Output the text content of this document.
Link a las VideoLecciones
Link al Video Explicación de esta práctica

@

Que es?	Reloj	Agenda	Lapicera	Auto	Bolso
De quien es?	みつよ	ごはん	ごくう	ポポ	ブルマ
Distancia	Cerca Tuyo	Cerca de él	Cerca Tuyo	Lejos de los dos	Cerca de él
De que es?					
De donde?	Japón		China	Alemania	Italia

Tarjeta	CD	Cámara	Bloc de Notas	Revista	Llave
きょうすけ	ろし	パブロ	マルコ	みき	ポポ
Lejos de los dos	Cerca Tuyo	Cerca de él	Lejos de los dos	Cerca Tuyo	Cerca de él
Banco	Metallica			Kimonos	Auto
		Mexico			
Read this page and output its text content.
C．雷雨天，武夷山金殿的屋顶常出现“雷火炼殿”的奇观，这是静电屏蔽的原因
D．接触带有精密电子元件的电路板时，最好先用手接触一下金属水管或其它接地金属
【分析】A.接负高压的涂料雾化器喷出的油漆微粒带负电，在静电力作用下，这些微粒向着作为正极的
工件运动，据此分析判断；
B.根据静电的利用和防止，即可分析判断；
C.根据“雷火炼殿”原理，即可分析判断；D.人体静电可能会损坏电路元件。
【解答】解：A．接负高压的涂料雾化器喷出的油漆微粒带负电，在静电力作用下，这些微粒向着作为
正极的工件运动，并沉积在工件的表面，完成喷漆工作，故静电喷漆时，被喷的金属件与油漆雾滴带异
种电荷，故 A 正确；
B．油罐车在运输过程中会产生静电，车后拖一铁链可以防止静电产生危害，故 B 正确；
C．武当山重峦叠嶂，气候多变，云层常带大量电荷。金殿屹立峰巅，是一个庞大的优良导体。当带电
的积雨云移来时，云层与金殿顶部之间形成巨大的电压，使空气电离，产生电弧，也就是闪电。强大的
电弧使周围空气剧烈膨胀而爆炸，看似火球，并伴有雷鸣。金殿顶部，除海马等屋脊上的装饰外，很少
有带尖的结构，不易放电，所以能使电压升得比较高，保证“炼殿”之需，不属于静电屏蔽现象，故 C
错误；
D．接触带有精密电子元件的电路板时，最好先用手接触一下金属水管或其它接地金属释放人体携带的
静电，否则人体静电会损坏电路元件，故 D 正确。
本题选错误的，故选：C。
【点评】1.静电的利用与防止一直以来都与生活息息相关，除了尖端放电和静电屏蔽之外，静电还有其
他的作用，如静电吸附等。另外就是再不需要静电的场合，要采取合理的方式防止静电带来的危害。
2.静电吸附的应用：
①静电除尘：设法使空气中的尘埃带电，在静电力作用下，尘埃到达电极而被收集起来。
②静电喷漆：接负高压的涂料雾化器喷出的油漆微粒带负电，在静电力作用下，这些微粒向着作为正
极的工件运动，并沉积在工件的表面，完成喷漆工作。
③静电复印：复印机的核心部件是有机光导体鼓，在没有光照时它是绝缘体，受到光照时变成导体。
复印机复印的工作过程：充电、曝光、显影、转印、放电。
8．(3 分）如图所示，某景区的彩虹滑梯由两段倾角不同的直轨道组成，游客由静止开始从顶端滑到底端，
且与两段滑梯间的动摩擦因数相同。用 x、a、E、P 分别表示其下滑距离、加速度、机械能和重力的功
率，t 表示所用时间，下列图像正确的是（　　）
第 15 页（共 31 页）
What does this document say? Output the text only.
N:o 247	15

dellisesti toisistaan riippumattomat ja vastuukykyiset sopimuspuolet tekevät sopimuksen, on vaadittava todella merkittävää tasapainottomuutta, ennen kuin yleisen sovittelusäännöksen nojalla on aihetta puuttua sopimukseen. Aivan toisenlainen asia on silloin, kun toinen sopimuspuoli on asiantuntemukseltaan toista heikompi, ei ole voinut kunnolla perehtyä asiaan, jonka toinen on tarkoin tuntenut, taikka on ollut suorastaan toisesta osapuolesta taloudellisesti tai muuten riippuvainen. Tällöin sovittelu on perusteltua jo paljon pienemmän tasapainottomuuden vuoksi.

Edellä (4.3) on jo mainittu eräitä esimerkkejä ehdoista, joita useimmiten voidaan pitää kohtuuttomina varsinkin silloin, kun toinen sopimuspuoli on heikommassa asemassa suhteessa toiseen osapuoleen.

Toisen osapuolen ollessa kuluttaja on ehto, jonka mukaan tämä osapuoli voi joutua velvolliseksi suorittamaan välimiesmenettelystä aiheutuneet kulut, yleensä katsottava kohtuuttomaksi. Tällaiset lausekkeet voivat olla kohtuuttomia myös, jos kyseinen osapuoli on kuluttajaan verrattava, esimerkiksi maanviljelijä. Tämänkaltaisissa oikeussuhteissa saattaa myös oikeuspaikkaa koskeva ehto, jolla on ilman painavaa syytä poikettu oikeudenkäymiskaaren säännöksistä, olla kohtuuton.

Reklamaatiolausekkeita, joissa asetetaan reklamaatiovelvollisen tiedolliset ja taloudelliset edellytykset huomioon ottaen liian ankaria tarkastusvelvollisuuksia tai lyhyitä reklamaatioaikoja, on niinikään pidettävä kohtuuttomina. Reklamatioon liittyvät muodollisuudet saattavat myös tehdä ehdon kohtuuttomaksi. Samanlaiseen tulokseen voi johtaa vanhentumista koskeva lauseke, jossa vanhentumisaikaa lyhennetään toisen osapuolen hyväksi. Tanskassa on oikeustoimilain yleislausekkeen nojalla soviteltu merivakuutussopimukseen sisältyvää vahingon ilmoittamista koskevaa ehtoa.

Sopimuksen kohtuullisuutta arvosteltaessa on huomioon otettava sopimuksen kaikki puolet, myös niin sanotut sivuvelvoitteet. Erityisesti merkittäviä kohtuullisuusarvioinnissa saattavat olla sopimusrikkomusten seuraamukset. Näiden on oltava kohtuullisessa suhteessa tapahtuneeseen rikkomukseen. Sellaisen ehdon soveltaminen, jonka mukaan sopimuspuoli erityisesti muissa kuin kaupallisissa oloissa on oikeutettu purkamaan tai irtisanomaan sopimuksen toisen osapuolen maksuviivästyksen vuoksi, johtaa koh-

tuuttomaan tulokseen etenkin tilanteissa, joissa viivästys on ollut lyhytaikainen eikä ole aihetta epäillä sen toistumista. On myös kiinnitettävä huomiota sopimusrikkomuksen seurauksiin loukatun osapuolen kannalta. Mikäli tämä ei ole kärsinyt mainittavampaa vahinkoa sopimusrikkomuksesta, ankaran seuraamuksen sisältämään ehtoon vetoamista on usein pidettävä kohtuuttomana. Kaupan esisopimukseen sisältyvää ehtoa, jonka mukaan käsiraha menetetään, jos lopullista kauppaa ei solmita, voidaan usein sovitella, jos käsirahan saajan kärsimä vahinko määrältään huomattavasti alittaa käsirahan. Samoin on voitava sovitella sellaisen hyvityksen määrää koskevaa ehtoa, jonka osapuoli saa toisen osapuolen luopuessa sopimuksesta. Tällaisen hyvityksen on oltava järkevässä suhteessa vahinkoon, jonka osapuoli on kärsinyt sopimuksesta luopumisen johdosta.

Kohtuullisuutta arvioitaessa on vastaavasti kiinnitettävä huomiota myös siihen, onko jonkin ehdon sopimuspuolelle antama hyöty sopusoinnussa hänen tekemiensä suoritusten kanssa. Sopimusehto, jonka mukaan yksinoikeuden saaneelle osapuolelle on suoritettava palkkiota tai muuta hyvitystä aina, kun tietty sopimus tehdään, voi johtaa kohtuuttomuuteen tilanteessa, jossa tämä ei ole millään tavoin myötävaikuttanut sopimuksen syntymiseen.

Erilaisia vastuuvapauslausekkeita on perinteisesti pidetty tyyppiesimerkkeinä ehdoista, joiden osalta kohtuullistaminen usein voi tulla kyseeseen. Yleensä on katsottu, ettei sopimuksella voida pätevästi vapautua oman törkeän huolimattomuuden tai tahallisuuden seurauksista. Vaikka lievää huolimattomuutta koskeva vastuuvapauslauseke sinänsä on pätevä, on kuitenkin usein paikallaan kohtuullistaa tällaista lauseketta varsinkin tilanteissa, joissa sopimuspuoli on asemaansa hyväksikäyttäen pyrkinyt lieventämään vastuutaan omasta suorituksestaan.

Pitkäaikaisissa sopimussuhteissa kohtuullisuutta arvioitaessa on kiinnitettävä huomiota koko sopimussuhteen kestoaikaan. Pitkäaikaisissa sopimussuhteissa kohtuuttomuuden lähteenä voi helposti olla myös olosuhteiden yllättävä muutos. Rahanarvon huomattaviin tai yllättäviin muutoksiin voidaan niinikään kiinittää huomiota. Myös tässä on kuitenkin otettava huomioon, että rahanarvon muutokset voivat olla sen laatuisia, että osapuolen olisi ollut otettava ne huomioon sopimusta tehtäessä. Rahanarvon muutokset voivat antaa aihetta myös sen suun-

_Directive_. Identify how many lines in the entries above contain the word "varsinkin" and provide only that figure.

_Answer to the problem_. 2